**TASK GOAL**: Reproduce every entry below precisely. Pictures are excluded from the copy.

**INPUT**:

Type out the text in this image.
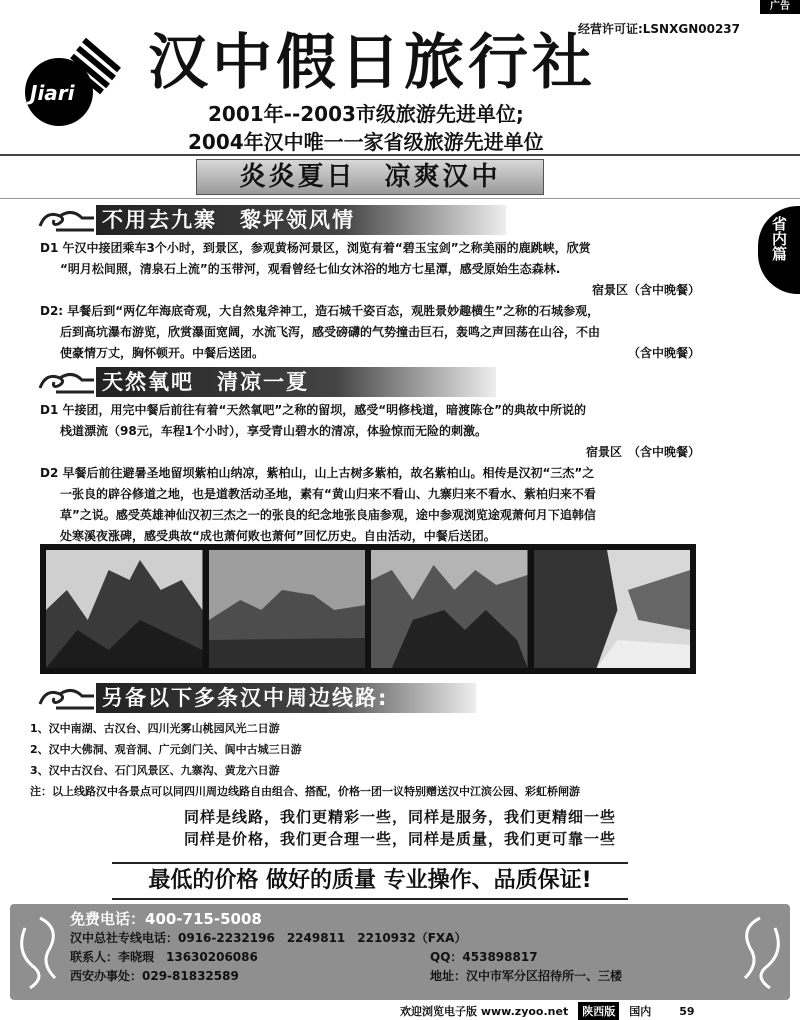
广告
经营许可证:LSNXGN00237
Jiari 汉中假日旅行社
2001年--2003市级旅游先进单位;
2004年汉中唯一一家省级旅游先进单位
炎炎夏日　凉爽汉中
省内篇
不用去九寨　黎坪领风情
D1 午汉中接团乘车3个小时，到景区，参观黄杨河景区，浏览有着“碧玉宝剑”之称美丽的鹿跳峡，欣赏
“明月松间照，清泉石上流”的玉带河，观看曾经七仙女沐浴的地方七星潭，感受原始生态森林.
宿景区（含中晚餐）
D2: 早餐后到“两亿年海底奇观，大自然鬼斧神工，造石城千姿百态，观胜景妙趣横生”之称的石城参观，
后到高坑瀑布游览，欣赏瀑面宽阔，水流飞泻，感受磅礴的气势撞击巨石，轰鸣之声回荡在山谷，不由
使豪情万丈，胸怀顿开。中餐后送团。	（含中晚餐）
天然氧吧　清凉一夏
D1 午接团，用完中餐后前往有着“天然氧吧”之称的留坝，感受“明修栈道，暗渡陈仓”的典故中所说的
栈道漂流（98元，车程1个小时），享受青山碧水的清凉，体验惊而无险的刺激。
宿景区　（含中晚餐）
D2 早餐后前往避暑圣地留坝紫柏山纳凉，紫柏山，山上古树多紫柏，故名紫柏山。相传是汉初“三杰”之
一张良的辟谷修道之地，也是道教活动圣地，素有“黄山归来不看山、九寨归来不看水、紫柏归来不看
草”之说。感受英雄神仙汉初三杰之一的张良的纪念地张良庙参观，途中参观浏览途观萧何月下追韩信
处寒溪夜涨碑，感受典故“成也萧何败也萧何”回忆历史。自由活动，中餐后送团。
另备以下多条汉中周边线路:
1、汉中南湖、古汉台、四川光雾山桃园风光二日游
2、汉中大佛洞、观音洞、广元剑门关、阆中古城三日游
3、汉中古汉台、石门风景区、九寨沟、黄龙六日游
注：以上线路汉中各景点可以同四川周边线路自由组合、搭配，价格一团一议特别赠送汉中江滨公园、彩虹桥闸游
同样是线路，我们更精彩一些，同样是服务，我们更精细一些
同样是价格，我们更合理一些，同样是质量，我们更可靠一些
最低的价格 做好的质量 专业操作、品质保证!
免费电话：400-715-5008
汉中总社专线电话：0916-2232196　2249811　2210932（FXA）
联系人：李晓瑕　13630206086	QQ：453898817
西安办事处：029-81832589	地址：汉中市军分区招待所一、三楼
欢迎浏览电子版 www.zyoo.net	陕西版	国内	59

**EXERCISE RESULT**:
Type out the text in this image.
广告
经营许可证:LSNXGN00237
Jiari 汉中假日旅行社
2001年--2003市级旅游先进单位;
2004年汉中唯一一家省级旅游先进单位
炎炎夏日　凉爽汉中
省内篇
不用去九寨　黎坪领风情
D1 午汉中接团乘车3个小时，到景区，参观黄杨河景区，浏览有着“碧玉宝剑”之称美丽的鹿跳峡，欣赏
“明月松间照，清泉石上流”的玉带河，观看曾经七仙女沐浴的地方七星潭，感受原始生态森林.
宿景区（含中晚餐）
D2: 早餐后到“两亿年海底奇观，大自然鬼斧神工，造石城千姿百态，观胜景妙趣横生”之称的石城参观，
后到高坑瀑布游览，欣赏瀑面宽阔，水流飞泻，感受磅礴的气势撞击巨石，轰鸣之声回荡在山谷，不由
使豪情万丈，胸怀顿开。中餐后送团。	（含中晚餐）
天然氧吧　清凉一夏
D1 午接团，用完中餐后前往有着“天然氧吧”之称的留坝，感受“明修栈道，暗渡陈仓”的典故中所说的
栈道漂流（98元，车程1个小时），享受青山碧水的清凉，体验惊而无险的刺激。
宿景区　（含中晚餐）
D2 早餐后前往避暑圣地留坝紫柏山纳凉，紫柏山，山上古树多紫柏，故名紫柏山。相传是汉初“三杰”之
一张良的辟谷修道之地，也是道教活动圣地，素有“黄山归来不看山、九寨归来不看水、紫柏归来不看
草”之说。感受英雄神仙汉初三杰之一的张良的纪念地张良庙参观，途中参观浏览途观萧何月下追韩信
处寒溪夜涨碑，感受典故“成也萧何败也萧何”回忆历史。自由活动，中餐后送团。
另备以下多条汉中周边线路:
1、汉中南湖、古汉台、四川光雾山桃园风光二日游
2、汉中大佛洞、观音洞、广元剑门关、阆中古城三日游
3、汉中古汉台、石门风景区、九寨沟、黄龙六日游
注：以上线路汉中各景点可以同四川周边线路自由组合、搭配，价格一团一议特别赠送汉中江滨公园、彩虹桥闸游
同样是线路，我们更精彩一些，同样是服务，我们更精细一些
同样是价格，我们更合理一些，同样是质量，我们更可靠一些
最低的价格 做好的质量 专业操作、品质保证!
免费电话：400-715-5008
汉中总社专线电话：0916-2232196　2249811　2210932（FXA）
联系人：李晓瑕　13630206086	QQ：453898817
西安办事处：029-81832589	地址：汉中市军分区招待所一、三楼
欢迎浏览电子版 www.zyoo.net	陕西版	国内	59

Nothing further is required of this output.